=== YOUR TASK ===
Your job is to retype all of the data word for word, leaving every image out.

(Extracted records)
============

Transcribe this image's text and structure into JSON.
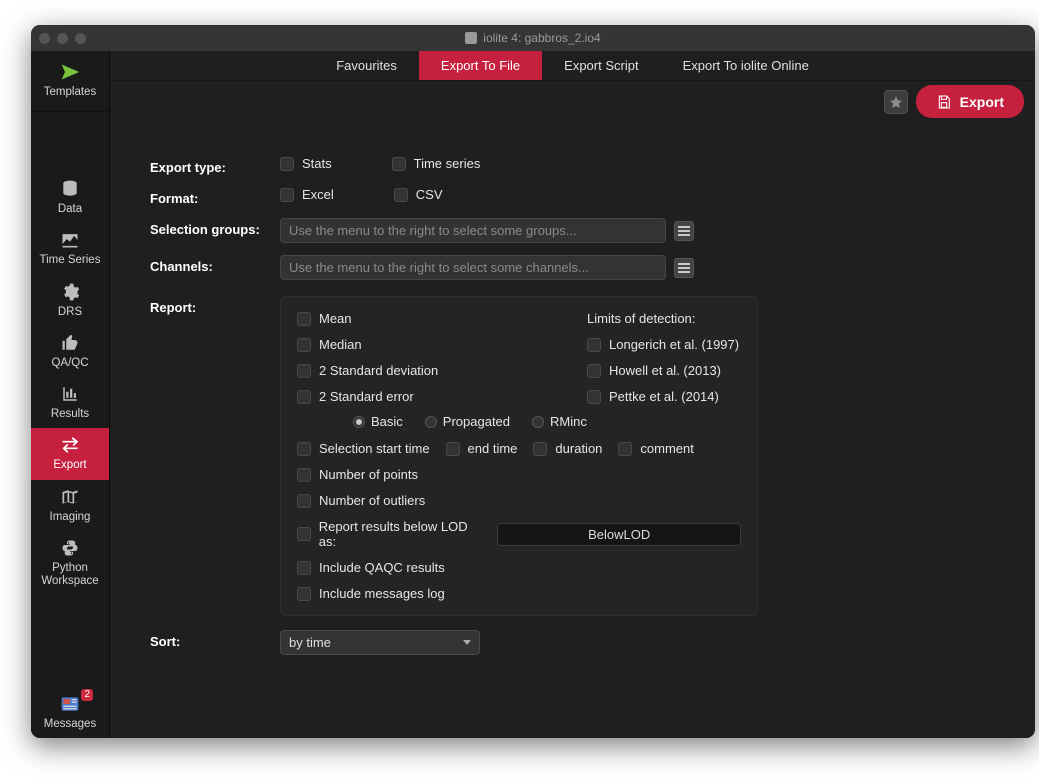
{
  "window": {
    "title": "iolite 4: gabbros_2.io4"
  },
  "sidebar": {
    "top": {
      "label": "Templates"
    },
    "items": [
      {
        "label": "Data"
      },
      {
        "label": "Time Series"
      },
      {
        "label": "DRS"
      },
      {
        "label": "QA/QC"
      },
      {
        "label": "Results"
      },
      {
        "label": "Export"
      },
      {
        "label": "Imaging"
      },
      {
        "label": "Python Workspace"
      }
    ],
    "messages": {
      "label": "Messages",
      "badge": "2"
    }
  },
  "tabs": [
    {
      "label": "Favourites"
    },
    {
      "label": "Export To File"
    },
    {
      "label": "Export Script"
    },
    {
      "label": "Export To iolite Online"
    }
  ],
  "actions": {
    "export_label": "Export"
  },
  "form": {
    "export_type_label": "Export type:",
    "stats": "Stats",
    "timeseries": "Time series",
    "format_label": "Format:",
    "excel": "Excel",
    "csv": "CSV",
    "selection_groups_label": "Selection groups:",
    "selection_groups_placeholder": "Use the menu to the right to select some groups...",
    "channels_label": "Channels:",
    "channels_placeholder": "Use the menu to the right to select some channels...",
    "report_label": "Report:",
    "sort_label": "Sort:",
    "sort_value": "by time"
  },
  "report": {
    "mean": "Mean",
    "median": "Median",
    "sd2": "2 Standard deviation",
    "se2": "2 Standard error",
    "lod_title": "Limits of detection:",
    "longerich": "Longerich et al. (1997)",
    "howell": "Howell et al. (2013)",
    "pettke": "Pettke et al. (2014)",
    "basic": "Basic",
    "propagated": "Propagated",
    "rminc": "RMinc",
    "sel_start": "Selection start time",
    "end_time": "end time",
    "duration": "duration",
    "comment": "comment",
    "npoints": "Number of points",
    "noutliers": "Number of outliers",
    "below_lod_label": "Report results below LOD as:",
    "below_lod_value": "BelowLOD",
    "include_qaqc": "Include QAQC results",
    "include_log": "Include messages log"
  }
}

============

=== WORKED SOLUTION ===
Transcribe this image's text and structure into JSON.
{
  "window": {
    "title": "iolite 4: gabbros_2.io4"
  },
  "sidebar": {
    "top": {
      "label": "Templates"
    },
    "items": [
      {
        "label": "Data"
      },
      {
        "label": "Time Series"
      },
      {
        "label": "DRS"
      },
      {
        "label": "QA/QC"
      },
      {
        "label": "Results"
      },
      {
        "label": "Export"
      },
      {
        "label": "Imaging"
      },
      {
        "label": "Python Workspace"
      }
    ],
    "messages": {
      "label": "Messages",
      "badge": "2"
    }
  },
  "tabs": [
    {
      "label": "Favourites"
    },
    {
      "label": "Export To File"
    },
    {
      "label": "Export Script"
    },
    {
      "label": "Export To iolite Online"
    }
  ],
  "actions": {
    "export_label": "Export"
  },
  "form": {
    "export_type_label": "Export type:",
    "stats": "Stats",
    "timeseries": "Time series",
    "format_label": "Format:",
    "excel": "Excel",
    "csv": "CSV",
    "selection_groups_label": "Selection groups:",
    "selection_groups_placeholder": "Use the menu to the right to select some groups...",
    "channels_label": "Channels:",
    "channels_placeholder": "Use the menu to the right to select some channels...",
    "report_label": "Report:",
    "sort_label": "Sort:",
    "sort_value": "by time"
  },
  "report": {
    "mean": "Mean",
    "median": "Median",
    "sd2": "2 Standard deviation",
    "se2": "2 Standard error",
    "lod_title": "Limits of detection:",
    "longerich": "Longerich et al. (1997)",
    "howell": "Howell et al. (2013)",
    "pettke": "Pettke et al. (2014)",
    "basic": "Basic",
    "propagated": "Propagated",
    "rminc": "RMinc",
    "sel_start": "Selection start time",
    "end_time": "end time",
    "duration": "duration",
    "comment": "comment",
    "npoints": "Number of points",
    "noutliers": "Number of outliers",
    "below_lod_label": "Report results below LOD as:",
    "below_lod_value": "BelowLOD",
    "include_qaqc": "Include QAQC results",
    "include_log": "Include messages log"
  }
}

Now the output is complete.